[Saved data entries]
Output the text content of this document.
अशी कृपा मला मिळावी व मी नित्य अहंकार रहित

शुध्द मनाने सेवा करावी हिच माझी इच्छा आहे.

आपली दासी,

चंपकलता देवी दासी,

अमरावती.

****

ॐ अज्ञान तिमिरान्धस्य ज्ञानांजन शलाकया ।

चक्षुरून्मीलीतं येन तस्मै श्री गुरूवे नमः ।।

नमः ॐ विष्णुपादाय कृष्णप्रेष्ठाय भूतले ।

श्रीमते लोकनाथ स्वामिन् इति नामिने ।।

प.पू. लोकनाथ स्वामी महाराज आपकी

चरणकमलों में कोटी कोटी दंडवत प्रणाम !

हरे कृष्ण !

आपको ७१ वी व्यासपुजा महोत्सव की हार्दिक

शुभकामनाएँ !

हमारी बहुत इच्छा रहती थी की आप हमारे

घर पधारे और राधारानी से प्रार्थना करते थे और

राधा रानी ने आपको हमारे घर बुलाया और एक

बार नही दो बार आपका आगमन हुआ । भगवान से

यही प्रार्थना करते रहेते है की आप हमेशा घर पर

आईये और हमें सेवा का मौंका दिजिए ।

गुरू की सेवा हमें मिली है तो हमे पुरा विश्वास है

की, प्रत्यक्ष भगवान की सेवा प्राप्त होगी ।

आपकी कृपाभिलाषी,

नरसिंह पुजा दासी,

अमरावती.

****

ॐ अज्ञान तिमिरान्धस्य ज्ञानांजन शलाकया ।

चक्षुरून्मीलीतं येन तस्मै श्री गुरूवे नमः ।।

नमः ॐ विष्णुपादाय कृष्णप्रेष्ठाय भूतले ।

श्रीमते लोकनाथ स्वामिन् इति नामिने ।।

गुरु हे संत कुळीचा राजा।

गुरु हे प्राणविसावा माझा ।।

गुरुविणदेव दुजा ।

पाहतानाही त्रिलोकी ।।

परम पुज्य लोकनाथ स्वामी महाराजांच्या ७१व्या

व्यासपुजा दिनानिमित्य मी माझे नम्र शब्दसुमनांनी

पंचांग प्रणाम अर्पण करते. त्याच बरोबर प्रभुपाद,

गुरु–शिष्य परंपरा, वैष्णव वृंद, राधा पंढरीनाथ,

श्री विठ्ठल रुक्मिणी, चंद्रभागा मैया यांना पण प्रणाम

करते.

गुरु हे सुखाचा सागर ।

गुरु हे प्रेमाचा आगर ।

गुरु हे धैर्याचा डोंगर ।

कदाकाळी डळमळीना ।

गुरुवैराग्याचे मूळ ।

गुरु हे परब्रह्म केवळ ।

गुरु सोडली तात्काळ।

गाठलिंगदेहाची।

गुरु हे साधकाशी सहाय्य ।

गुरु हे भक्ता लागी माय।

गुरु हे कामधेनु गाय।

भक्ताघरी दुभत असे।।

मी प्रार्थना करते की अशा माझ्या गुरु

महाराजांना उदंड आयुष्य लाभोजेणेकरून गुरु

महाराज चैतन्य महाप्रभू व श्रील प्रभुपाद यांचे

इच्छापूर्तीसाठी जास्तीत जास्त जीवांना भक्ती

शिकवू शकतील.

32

==

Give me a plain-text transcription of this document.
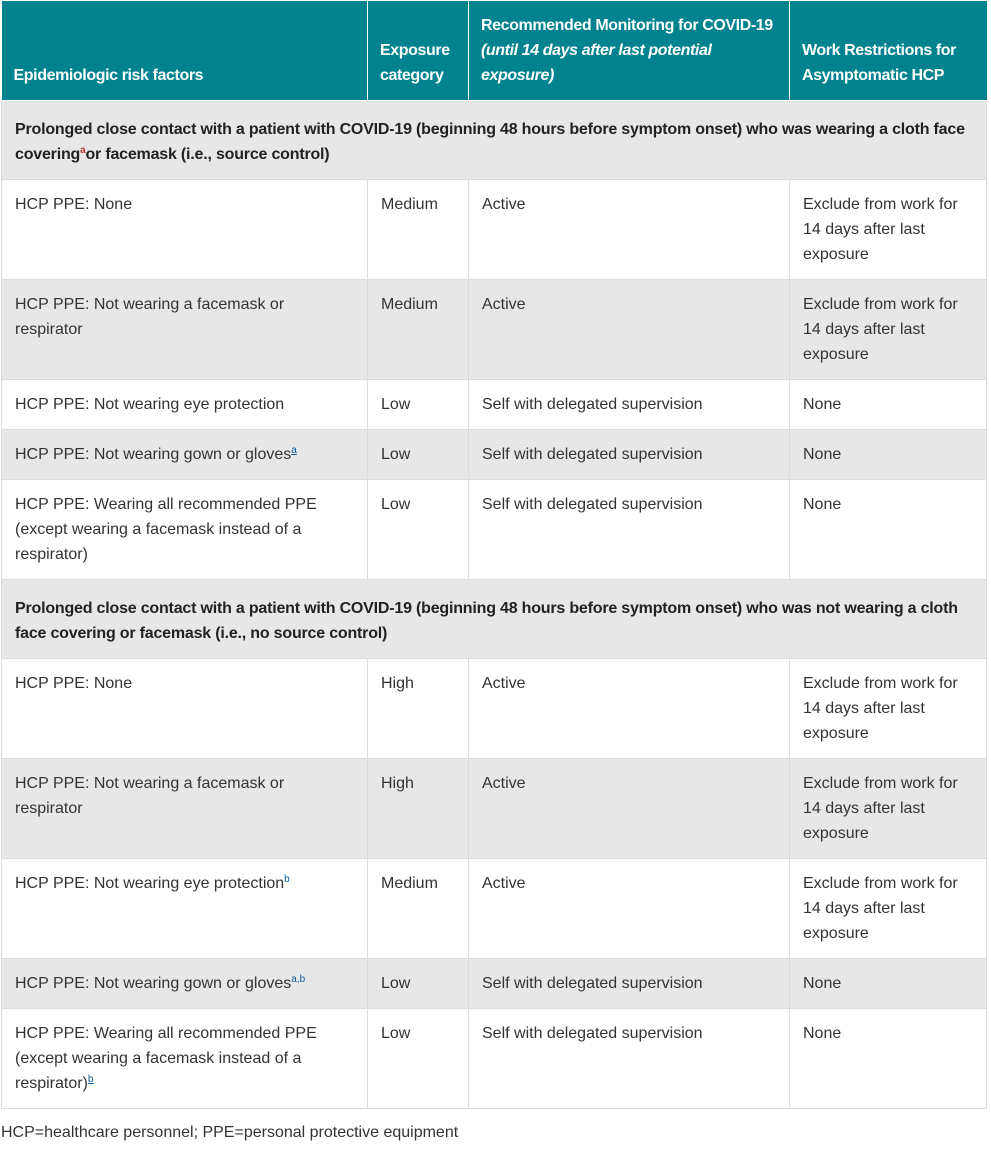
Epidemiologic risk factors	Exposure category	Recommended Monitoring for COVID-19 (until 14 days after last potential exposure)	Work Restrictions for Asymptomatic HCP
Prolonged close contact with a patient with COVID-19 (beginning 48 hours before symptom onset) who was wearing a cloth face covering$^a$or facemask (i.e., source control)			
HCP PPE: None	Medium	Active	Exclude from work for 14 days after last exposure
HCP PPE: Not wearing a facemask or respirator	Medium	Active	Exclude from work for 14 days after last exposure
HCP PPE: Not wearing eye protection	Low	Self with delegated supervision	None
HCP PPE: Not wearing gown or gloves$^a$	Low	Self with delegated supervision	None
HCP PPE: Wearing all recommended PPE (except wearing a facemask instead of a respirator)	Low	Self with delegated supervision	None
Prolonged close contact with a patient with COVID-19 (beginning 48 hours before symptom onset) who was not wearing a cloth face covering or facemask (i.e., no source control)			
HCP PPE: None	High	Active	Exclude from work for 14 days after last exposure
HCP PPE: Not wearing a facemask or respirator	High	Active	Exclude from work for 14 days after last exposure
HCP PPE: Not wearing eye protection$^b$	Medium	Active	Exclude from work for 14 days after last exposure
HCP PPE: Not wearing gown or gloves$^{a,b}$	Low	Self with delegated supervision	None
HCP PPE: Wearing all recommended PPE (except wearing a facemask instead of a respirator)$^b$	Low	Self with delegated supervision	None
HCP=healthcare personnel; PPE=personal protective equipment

* * *

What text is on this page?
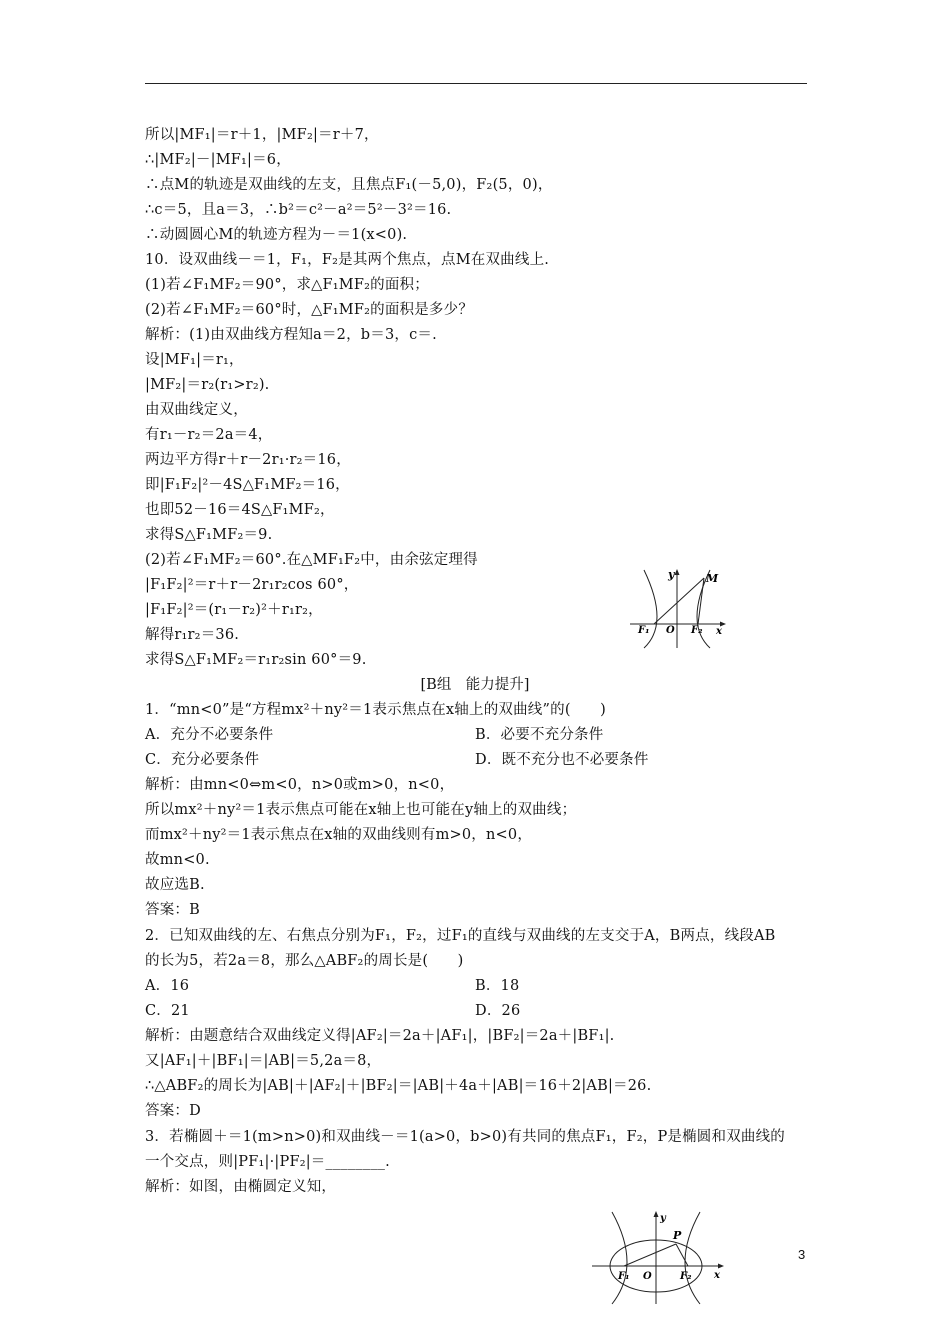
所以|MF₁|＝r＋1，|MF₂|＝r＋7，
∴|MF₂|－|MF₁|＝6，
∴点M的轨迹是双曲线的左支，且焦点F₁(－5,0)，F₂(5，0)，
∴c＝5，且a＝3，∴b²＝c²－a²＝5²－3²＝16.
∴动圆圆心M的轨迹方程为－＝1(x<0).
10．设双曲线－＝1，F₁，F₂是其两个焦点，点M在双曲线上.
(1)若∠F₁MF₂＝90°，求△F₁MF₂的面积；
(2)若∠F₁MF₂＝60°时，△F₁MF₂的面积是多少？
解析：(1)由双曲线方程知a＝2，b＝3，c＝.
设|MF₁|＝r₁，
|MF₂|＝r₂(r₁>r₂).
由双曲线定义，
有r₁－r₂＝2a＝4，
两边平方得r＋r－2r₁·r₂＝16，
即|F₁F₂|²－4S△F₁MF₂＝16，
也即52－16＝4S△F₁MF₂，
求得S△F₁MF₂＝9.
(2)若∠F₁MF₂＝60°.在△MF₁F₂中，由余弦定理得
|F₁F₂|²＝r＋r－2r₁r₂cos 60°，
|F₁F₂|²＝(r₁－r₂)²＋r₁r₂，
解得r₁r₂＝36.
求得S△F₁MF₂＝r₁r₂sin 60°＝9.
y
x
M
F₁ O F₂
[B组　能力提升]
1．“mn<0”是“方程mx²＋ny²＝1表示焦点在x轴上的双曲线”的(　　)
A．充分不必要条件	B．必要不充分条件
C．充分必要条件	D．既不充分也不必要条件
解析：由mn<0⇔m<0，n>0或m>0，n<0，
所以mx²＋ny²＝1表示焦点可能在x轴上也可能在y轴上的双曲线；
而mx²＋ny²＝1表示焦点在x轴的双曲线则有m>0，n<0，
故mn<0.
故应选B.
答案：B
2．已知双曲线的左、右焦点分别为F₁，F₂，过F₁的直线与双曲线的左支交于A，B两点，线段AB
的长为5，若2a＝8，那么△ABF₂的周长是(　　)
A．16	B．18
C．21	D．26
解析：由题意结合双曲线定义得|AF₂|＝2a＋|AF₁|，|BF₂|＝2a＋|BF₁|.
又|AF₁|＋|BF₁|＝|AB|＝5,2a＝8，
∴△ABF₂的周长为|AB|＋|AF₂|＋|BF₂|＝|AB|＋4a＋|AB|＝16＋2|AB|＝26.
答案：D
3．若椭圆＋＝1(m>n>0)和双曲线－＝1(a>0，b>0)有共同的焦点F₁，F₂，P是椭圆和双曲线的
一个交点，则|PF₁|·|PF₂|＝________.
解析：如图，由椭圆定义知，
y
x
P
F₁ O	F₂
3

▶ What to work on
Going through the entries above line by line, work out how many lines include the word "close". Only the number is required.

▶ Result
2